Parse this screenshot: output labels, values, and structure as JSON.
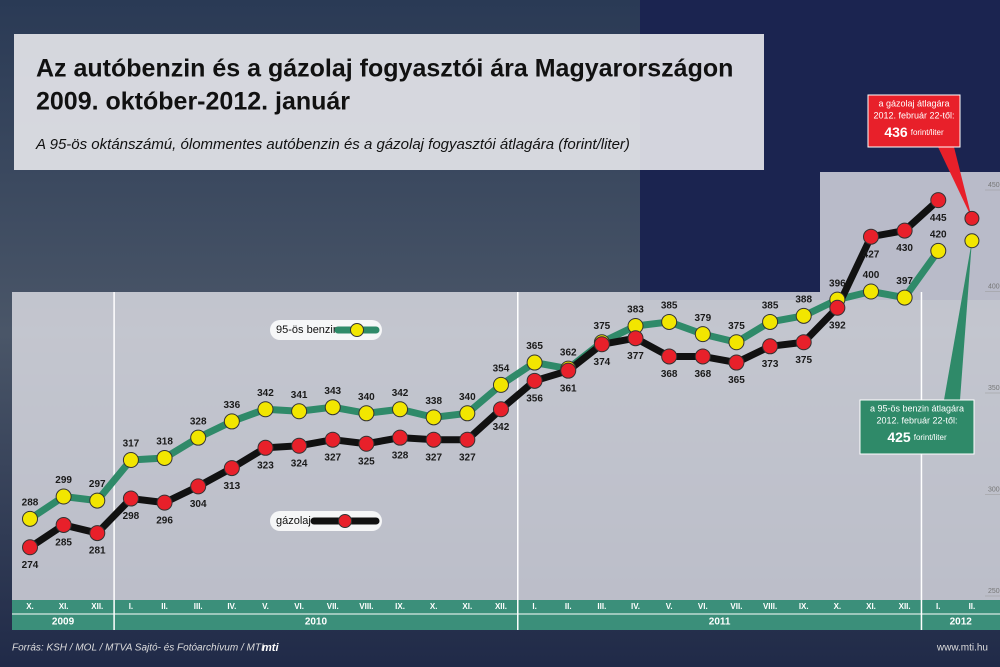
{
  "chart_data": {
    "type": "line",
    "title": [
      "Az autóbenzin és a gázolaj fogyasztói ára Magyarországon",
      "2009. október-2012. január"
    ],
    "subtitle": "A 95-ös oktánszámú, ólommentes autóbenzin és a gázolaj fogyasztói átlagára (forint/liter)",
    "categories": [
      "X.",
      "XI.",
      "XII.",
      "I.",
      "II.",
      "III.",
      "IV.",
      "V.",
      "VI.",
      "VII.",
      "VIII.",
      "IX.",
      "X.",
      "XI.",
      "XII.",
      "I.",
      "II.",
      "III.",
      "IV.",
      "V.",
      "VI.",
      "VII.",
      "VIII.",
      "IX.",
      "X.",
      "XI.",
      "XII.",
      "I.",
      "II."
    ],
    "years": [
      "2009",
      "2010",
      "2011",
      "2012"
    ],
    "series": [
      {
        "name": "95-ös benzin",
        "color": "#2f8a69",
        "marker": "#f2e600",
        "values": [
          288,
          299,
          297,
          317,
          318,
          328,
          336,
          342,
          341,
          343,
          340,
          342,
          338,
          340,
          354,
          365,
          362,
          375,
          383,
          385,
          379,
          375,
          385,
          388,
          396,
          400,
          397,
          420,
          null
        ]
      },
      {
        "name": "gázolaj",
        "color": "#111111",
        "marker": "#e8202a",
        "values": [
          274,
          285,
          281,
          298,
          296,
          304,
          313,
          323,
          324,
          327,
          325,
          328,
          327,
          327,
          342,
          356,
          361,
          374,
          377,
          368,
          368,
          365,
          373,
          375,
          392,
          427,
          430,
          445,
          null
        ]
      }
    ],
    "callouts": [
      {
        "text": "a gázolaj átlagára",
        "date": "2012. február 22-től:",
        "value": 436,
        "unit": "forint/liter",
        "color": "#e8202a"
      },
      {
        "text": "a 95-ös benzin átlagára",
        "date": "2012. február 22-től:",
        "value": 425,
        "unit": "forint/liter",
        "color": "#2f8a69"
      }
    ],
    "ylim": [
      250,
      450
    ],
    "yticks": [
      250,
      300,
      350,
      400,
      450
    ],
    "source": "Forrás: KSH / MOL / MTVA Sajtó- és Fotóarchívum / MTI",
    "logo": "mti",
    "url": "www.mti.hu"
  }
}
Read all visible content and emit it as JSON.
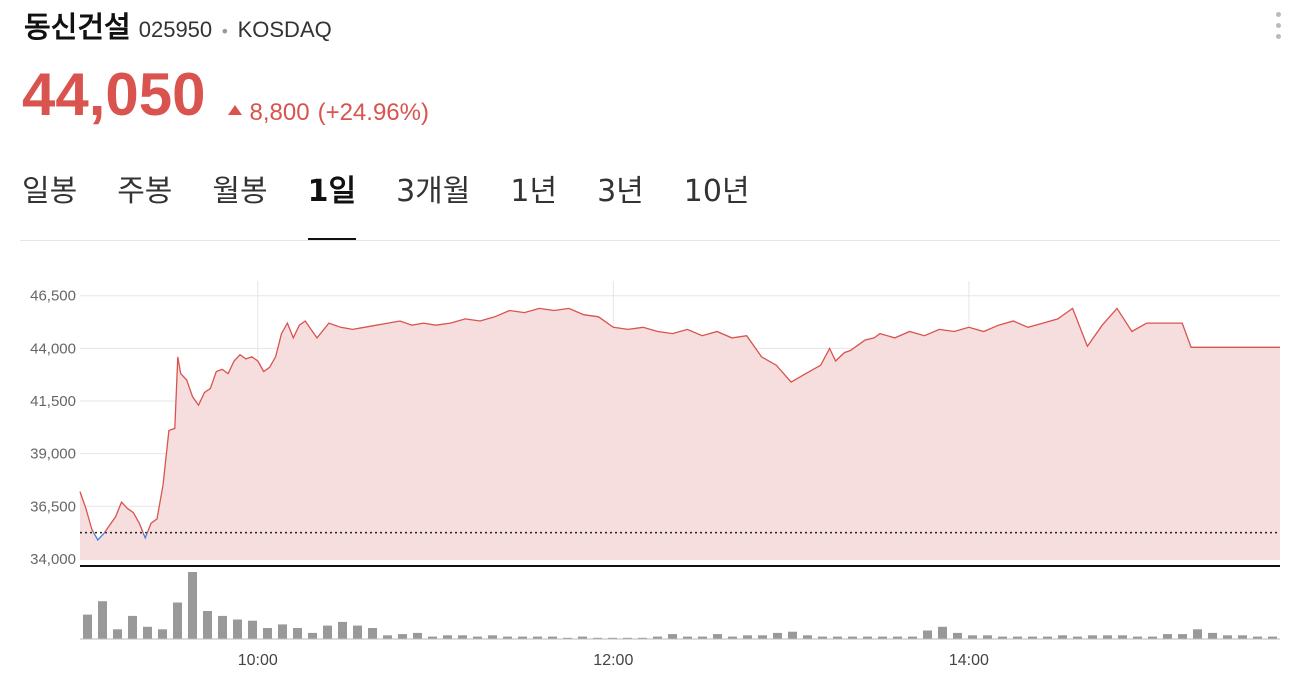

##########

◆ Directions ◆
Retype the entries word for word. Omit any images.

◆ Result of the exercise ◆
Parse this screenshot: output labels, values, and structure as JSON.
{
  "chart_data": {
    "type": "line",
    "title": [
      "Az autóbenzin és a gázolaj fogyasztói ára Magyarországon",
      "2009. október-2012. január"
    ],
    "subtitle": "A 95-ös oktánszámú, ólommentes autóbenzin és a gázolaj fogyasztói átlagára (forint/liter)",
    "categories": [
      "X.",
      "XI.",
      "XII.",
      "I.",
      "II.",
      "III.",
      "IV.",
      "V.",
      "VI.",
      "VII.",
      "VIII.",
      "IX.",
      "X.",
      "XI.",
      "XII.",
      "I.",
      "II.",
      "III.",
      "IV.",
      "V.",
      "VI.",
      "VII.",
      "VIII.",
      "IX.",
      "X.",
      "XI.",
      "XII.",
      "I.",
      "II."
    ],
    "years": [
      "2009",
      "2010",
      "2011",
      "2012"
    ],
    "series": [
      {
        "name": "95-ös benzin",
        "color": "#2f8a69",
        "marker": "#f2e600",
        "values": [
          288,
          299,
          297,
          317,
          318,
          328,
          336,
          342,
          341,
          343,
          340,
          342,
          338,
          340,
          354,
          365,
          362,
          375,
          383,
          385,
          379,
          375,
          385,
          388,
          396,
          400,
          397,
          420,
          null
        ]
      },
      {
        "name": "gázolaj",
        "color": "#111111",
        "marker": "#e8202a",
        "values": [
          274,
          285,
          281,
          298,
          296,
          304,
          313,
          323,
          324,
          327,
          325,
          328,
          327,
          327,
          342,
          356,
          361,
          374,
          377,
          368,
          368,
          365,
          373,
          375,
          392,
          427,
          430,
          445,
          null
        ]
      }
    ],
    "callouts": [
      {
        "text": "a gázolaj átlagára",
        "date": "2012. február 22-től:",
        "value": 436,
        "unit": "forint/liter",
        "color": "#e8202a"
      },
      {
        "text": "a 95-ös benzin átlagára",
        "date": "2012. február 22-től:",
        "value": 425,
        "unit": "forint/liter",
        "color": "#2f8a69"
      }
    ],
    "ylim": [
      250,
      450
    ],
    "yticks": [
      250,
      300,
      350,
      400,
      450
    ],
    "source": "Forrás: KSH / MOL / MTVA Sajtó- és Fotóarchívum / MTI",
    "logo": "mti",
    "url": "www.mti.hu"
  }
}
Read all visible content and emit it as JSON.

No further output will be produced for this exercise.